[Task objective]
In the entries below, find the lines that contain the word "Surf" and copy them.

[Supplied records]

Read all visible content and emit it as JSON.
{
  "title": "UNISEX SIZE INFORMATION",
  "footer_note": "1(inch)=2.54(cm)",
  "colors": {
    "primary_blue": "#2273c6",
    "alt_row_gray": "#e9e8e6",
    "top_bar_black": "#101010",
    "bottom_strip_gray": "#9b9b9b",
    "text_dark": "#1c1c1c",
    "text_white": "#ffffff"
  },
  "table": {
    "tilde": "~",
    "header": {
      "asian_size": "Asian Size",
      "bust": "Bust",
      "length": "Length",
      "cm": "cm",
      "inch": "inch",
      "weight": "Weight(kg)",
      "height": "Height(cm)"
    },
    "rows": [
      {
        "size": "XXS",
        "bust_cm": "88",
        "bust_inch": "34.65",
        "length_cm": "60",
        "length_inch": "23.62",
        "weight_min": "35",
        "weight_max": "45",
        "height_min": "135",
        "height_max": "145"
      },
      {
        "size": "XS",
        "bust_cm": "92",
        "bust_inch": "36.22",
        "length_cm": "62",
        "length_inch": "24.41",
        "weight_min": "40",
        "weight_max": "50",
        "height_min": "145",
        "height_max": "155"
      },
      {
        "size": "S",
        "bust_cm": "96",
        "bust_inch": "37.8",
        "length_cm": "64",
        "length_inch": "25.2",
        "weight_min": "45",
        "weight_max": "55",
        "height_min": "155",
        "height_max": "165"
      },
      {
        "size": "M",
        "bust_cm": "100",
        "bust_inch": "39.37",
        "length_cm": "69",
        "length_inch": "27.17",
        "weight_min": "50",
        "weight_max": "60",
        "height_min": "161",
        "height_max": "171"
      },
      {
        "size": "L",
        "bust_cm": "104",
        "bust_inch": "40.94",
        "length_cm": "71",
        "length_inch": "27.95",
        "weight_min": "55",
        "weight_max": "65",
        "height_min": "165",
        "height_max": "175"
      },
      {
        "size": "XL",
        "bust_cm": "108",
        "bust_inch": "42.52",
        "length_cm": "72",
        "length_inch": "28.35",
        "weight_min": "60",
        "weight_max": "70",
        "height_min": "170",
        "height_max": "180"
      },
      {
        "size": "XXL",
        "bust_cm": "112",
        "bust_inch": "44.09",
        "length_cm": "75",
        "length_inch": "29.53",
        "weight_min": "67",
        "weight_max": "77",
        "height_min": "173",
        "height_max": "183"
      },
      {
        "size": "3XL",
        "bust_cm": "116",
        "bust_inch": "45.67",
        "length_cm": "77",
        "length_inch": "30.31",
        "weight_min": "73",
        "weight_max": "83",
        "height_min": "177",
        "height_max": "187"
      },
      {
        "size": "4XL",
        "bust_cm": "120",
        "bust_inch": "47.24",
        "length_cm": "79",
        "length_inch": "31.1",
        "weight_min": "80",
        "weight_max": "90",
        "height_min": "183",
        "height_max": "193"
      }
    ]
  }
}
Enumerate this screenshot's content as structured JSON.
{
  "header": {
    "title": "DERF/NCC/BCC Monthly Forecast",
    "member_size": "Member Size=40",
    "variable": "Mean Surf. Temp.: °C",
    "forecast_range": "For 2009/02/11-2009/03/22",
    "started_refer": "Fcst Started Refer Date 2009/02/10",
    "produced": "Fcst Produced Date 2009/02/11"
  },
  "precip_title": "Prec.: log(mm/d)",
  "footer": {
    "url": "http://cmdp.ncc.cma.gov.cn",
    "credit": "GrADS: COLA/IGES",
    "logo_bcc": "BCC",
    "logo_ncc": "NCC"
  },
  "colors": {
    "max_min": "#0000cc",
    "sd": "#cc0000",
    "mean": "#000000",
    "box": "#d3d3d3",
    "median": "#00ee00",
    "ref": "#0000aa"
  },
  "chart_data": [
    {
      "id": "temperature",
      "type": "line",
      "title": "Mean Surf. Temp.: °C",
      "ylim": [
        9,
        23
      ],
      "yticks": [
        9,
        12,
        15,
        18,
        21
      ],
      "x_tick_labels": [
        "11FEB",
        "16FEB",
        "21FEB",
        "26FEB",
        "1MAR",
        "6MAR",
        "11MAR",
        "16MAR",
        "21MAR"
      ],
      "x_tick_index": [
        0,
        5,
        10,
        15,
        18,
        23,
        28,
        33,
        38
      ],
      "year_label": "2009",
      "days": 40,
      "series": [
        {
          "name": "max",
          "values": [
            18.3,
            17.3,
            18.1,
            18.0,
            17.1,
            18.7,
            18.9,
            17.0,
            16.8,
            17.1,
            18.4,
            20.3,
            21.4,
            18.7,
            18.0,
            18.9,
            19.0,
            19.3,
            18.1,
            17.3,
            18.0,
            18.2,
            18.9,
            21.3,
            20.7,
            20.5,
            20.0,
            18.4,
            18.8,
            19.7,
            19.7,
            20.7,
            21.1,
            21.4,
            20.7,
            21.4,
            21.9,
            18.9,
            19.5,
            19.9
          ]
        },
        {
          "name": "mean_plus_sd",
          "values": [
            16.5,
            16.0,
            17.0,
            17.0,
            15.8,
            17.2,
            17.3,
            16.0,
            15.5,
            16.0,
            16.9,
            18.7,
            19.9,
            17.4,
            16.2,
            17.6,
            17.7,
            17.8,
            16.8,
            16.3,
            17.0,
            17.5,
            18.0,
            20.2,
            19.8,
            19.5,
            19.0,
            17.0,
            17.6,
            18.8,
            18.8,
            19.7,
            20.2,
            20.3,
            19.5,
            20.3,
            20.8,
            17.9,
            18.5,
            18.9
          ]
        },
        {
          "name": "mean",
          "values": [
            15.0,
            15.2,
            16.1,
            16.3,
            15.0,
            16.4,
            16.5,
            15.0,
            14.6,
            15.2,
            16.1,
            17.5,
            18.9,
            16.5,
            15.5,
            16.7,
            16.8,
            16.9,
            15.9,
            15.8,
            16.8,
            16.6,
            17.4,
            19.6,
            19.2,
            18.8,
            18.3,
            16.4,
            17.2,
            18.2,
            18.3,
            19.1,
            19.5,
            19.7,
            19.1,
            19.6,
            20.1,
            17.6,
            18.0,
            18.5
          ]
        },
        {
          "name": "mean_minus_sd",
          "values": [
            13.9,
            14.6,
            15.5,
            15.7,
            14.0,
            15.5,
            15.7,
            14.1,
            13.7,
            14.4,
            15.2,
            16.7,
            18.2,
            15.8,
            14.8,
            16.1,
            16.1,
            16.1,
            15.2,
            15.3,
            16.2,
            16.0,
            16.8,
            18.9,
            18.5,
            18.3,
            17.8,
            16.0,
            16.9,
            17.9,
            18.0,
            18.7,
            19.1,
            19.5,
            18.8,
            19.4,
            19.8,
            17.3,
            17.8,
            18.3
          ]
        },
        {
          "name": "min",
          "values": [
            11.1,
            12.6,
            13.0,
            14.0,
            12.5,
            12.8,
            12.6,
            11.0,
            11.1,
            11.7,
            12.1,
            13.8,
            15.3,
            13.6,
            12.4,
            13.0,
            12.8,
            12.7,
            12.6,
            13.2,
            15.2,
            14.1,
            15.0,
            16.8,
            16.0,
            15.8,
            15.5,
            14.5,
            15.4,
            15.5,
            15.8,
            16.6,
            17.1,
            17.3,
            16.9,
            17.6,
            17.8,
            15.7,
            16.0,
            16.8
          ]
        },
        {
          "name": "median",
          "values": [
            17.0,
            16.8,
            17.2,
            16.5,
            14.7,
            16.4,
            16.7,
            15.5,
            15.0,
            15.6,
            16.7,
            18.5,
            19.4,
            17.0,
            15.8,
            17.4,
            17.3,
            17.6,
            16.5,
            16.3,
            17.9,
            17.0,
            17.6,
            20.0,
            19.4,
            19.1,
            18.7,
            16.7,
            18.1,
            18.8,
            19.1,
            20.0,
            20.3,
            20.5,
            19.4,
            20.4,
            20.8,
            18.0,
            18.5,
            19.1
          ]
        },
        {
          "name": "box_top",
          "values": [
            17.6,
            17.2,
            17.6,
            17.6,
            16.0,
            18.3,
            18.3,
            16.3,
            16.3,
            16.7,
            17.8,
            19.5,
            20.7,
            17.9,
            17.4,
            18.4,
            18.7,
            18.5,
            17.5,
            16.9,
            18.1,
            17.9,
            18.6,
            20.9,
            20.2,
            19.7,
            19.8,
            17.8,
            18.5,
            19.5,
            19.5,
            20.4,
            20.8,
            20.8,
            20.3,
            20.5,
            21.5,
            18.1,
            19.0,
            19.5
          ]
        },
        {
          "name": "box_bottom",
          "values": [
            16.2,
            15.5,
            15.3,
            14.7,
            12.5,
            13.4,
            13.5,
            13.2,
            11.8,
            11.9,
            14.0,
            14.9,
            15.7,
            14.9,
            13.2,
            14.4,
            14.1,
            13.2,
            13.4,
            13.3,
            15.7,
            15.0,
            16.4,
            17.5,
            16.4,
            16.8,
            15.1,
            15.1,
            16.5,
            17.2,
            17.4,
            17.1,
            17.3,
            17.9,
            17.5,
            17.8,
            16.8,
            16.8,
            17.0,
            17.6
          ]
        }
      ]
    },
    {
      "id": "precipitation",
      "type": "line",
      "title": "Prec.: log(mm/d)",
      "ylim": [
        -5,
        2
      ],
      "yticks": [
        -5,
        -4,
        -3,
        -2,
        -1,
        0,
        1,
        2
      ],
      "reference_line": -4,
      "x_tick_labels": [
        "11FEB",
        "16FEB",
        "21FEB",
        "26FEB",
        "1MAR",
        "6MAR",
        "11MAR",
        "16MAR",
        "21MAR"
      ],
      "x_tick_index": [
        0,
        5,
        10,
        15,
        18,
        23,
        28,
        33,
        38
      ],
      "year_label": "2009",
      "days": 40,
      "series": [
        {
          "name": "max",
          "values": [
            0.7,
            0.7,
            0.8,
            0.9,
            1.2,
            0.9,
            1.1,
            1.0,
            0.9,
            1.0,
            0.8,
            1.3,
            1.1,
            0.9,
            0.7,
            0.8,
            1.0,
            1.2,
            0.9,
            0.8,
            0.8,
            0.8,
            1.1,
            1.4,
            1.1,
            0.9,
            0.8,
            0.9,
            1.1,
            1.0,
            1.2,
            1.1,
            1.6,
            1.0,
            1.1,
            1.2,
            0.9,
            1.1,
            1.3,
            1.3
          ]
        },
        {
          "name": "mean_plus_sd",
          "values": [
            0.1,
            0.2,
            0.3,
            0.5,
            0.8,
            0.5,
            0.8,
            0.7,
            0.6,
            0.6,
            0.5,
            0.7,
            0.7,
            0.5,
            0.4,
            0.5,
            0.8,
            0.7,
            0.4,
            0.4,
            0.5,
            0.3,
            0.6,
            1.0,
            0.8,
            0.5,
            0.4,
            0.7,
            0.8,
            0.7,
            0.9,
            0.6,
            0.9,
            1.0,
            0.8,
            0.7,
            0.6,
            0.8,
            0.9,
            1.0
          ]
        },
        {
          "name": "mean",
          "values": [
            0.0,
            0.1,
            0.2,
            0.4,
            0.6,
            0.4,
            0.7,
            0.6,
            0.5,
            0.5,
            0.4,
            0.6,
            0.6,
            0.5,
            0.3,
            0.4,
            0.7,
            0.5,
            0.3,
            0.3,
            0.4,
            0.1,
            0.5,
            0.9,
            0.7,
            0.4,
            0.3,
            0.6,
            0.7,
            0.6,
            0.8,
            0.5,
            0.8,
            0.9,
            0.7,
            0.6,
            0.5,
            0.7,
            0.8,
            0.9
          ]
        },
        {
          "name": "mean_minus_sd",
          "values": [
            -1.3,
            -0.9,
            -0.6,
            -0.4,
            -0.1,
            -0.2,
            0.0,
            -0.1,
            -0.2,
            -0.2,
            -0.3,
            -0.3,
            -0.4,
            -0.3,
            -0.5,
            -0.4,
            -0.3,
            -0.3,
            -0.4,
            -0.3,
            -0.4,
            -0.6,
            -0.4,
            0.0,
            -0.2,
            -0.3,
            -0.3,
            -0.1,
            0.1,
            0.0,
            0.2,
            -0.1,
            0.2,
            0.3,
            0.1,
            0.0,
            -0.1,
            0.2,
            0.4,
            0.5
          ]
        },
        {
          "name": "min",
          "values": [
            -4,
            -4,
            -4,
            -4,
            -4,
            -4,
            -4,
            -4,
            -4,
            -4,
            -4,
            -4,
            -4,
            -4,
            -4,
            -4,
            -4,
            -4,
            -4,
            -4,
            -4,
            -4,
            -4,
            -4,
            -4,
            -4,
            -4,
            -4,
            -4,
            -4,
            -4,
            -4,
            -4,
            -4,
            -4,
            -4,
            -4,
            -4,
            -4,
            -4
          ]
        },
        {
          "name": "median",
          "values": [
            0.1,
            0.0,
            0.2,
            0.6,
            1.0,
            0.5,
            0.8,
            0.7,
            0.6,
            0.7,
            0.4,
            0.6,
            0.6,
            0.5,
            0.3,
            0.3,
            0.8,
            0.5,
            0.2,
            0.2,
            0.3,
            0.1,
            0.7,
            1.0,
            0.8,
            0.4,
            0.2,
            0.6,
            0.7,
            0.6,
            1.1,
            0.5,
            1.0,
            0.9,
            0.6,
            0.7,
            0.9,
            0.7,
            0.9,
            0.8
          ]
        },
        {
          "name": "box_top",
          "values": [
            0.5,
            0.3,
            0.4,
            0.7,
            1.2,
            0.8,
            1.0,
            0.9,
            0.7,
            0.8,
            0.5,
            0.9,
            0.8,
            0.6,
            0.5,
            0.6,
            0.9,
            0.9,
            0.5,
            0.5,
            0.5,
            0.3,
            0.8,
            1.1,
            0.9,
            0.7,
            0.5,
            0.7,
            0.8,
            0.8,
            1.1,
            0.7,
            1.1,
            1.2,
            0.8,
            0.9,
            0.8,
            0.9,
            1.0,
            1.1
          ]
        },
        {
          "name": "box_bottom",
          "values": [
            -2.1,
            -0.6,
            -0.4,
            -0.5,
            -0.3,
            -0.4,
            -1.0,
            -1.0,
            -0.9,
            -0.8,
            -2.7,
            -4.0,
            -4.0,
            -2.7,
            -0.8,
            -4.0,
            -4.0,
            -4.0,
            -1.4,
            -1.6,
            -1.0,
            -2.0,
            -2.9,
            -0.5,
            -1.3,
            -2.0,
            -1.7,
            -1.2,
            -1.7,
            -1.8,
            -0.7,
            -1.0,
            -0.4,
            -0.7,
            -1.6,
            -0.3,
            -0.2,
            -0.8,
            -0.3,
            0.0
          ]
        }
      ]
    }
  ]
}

[Result for this exercise]
    "variable": "Mean Surf. Temp.: °C",
      "title": "Mean Surf. Temp.: °C",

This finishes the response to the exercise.